**Requirement**. Check each line of the records below for the string "title", then state how many lines contain it, with no other output.

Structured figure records
§ §

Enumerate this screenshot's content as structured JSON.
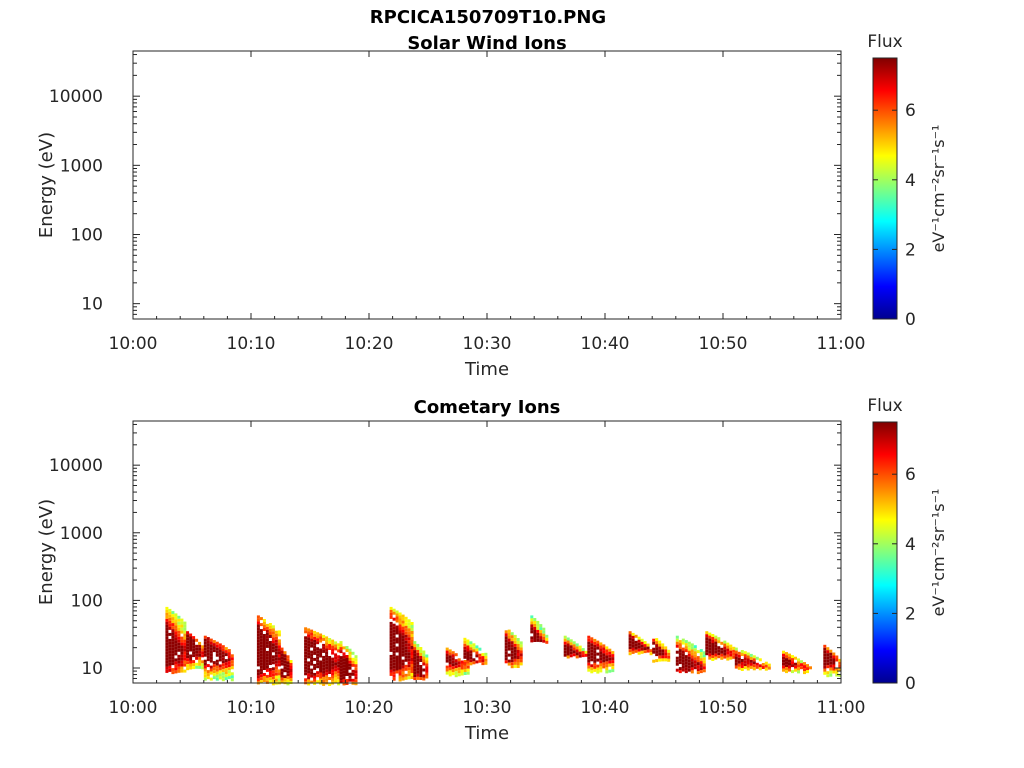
{
  "figure": {
    "title": "RPCICA150709T10.PNG"
  },
  "colorbar": {
    "label": "Flux",
    "unit_text": "eV⁻¹cm⁻²sr⁻¹s⁻¹",
    "ticks": [
      0,
      2,
      4,
      6
    ],
    "range": [
      0,
      7.5
    ],
    "colormap": "jet"
  },
  "chart_data": [
    {
      "type": "heatmap",
      "title": "Solar Wind Ions",
      "xlabel": "Time",
      "ylabel": "Energy (eV)",
      "x_ticks": [
        "10:00",
        "10:10",
        "10:20",
        "10:30",
        "10:40",
        "10:50",
        "11:00"
      ],
      "y_ticks": [
        10,
        100,
        1000,
        10000
      ],
      "y_scale": "log",
      "ylim": [
        6,
        45000
      ],
      "xlim": [
        "10:00",
        "11:00"
      ],
      "events": []
    },
    {
      "type": "heatmap",
      "title": "Cometary Ions",
      "xlabel": "Time",
      "ylabel": "Energy (eV)",
      "x_ticks": [
        "10:00",
        "10:10",
        "10:20",
        "10:30",
        "10:40",
        "10:50",
        "11:00"
      ],
      "y_ticks": [
        10,
        100,
        1000,
        10000
      ],
      "y_scale": "log",
      "ylim": [
        6,
        45000
      ],
      "xlim": [
        "10:00",
        "11:00"
      ],
      "events": [
        {
          "t0": "10:02:45",
          "t1": "10:04:30",
          "emin": 9,
          "epeak": 22,
          "emax": 80,
          "peak": 6.6
        },
        {
          "t0": "10:04:30",
          "t1": "10:06:00",
          "emin": 10,
          "epeak": 22,
          "emax": 35,
          "peak": 6.8
        },
        {
          "t0": "10:06:00",
          "t1": "10:08:30",
          "emin": 7,
          "epeak": 18,
          "emax": 30,
          "peak": 6.2
        },
        {
          "t0": "10:10:30",
          "t1": "10:12:30",
          "emin": 6,
          "epeak": 20,
          "emax": 60,
          "peak": 7.3
        },
        {
          "t0": "10:12:30",
          "t1": "10:13:30",
          "emin": 6,
          "epeak": 12,
          "emax": 20,
          "peak": 7.0
        },
        {
          "t0": "10:14:30",
          "t1": "10:17:30",
          "emin": 6,
          "epeak": 16,
          "emax": 40,
          "peak": 7.3
        },
        {
          "t0": "10:17:30",
          "t1": "10:19:00",
          "emin": 6,
          "epeak": 11,
          "emax": 25,
          "peak": 6.5
        },
        {
          "t0": "10:21:45",
          "t1": "10:23:45",
          "emin": 7,
          "epeak": 22,
          "emax": 80,
          "peak": 7.0
        },
        {
          "t0": "10:23:45",
          "t1": "10:25:00",
          "emin": 7,
          "epeak": 12,
          "emax": 25,
          "peak": 6.4
        },
        {
          "t0": "10:26:30",
          "t1": "10:28:30",
          "emin": 8,
          "epeak": 14,
          "emax": 20,
          "peak": 5.0
        },
        {
          "t0": "10:28:00",
          "t1": "10:30:00",
          "emin": 12,
          "epeak": 17,
          "emax": 28,
          "peak": 5.3
        },
        {
          "t0": "10:31:30",
          "t1": "10:33:00",
          "emin": 11,
          "epeak": 20,
          "emax": 40,
          "peak": 6.0
        },
        {
          "t0": "10:33:40",
          "t1": "10:35:00",
          "emin": 25,
          "epeak": 33,
          "emax": 60,
          "peak": 5.4
        },
        {
          "t0": "10:36:30",
          "t1": "10:38:30",
          "emin": 15,
          "epeak": 20,
          "emax": 30,
          "peak": 5.6
        },
        {
          "t0": "10:38:30",
          "t1": "10:40:45",
          "emin": 9,
          "epeak": 18,
          "emax": 30,
          "peak": 6.4
        },
        {
          "t0": "10:42:00",
          "t1": "10:44:00",
          "emin": 17,
          "epeak": 25,
          "emax": 35,
          "peak": 6.2
        },
        {
          "t0": "10:44:00",
          "t1": "10:45:30",
          "emin": 13,
          "epeak": 20,
          "emax": 30,
          "peak": 5.6
        },
        {
          "t0": "10:46:00",
          "t1": "10:48:30",
          "emin": 9,
          "epeak": 14,
          "emax": 30,
          "peak": 6.2
        },
        {
          "t0": "10:48:30",
          "t1": "10:51:00",
          "emin": 14,
          "epeak": 22,
          "emax": 35,
          "peak": 6.4
        },
        {
          "t0": "10:51:00",
          "t1": "10:54:00",
          "emin": 10,
          "epeak": 14,
          "emax": 20,
          "peak": 4.8
        },
        {
          "t0": "10:55:00",
          "t1": "10:57:30",
          "emin": 9,
          "epeak": 13,
          "emax": 18,
          "peak": 4.6
        },
        {
          "t0": "10:58:30",
          "t1": "11:00:00",
          "emin": 8,
          "epeak": 15,
          "emax": 22,
          "peak": 5.8
        }
      ]
    }
  ]
}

§ §

**Reply**. 3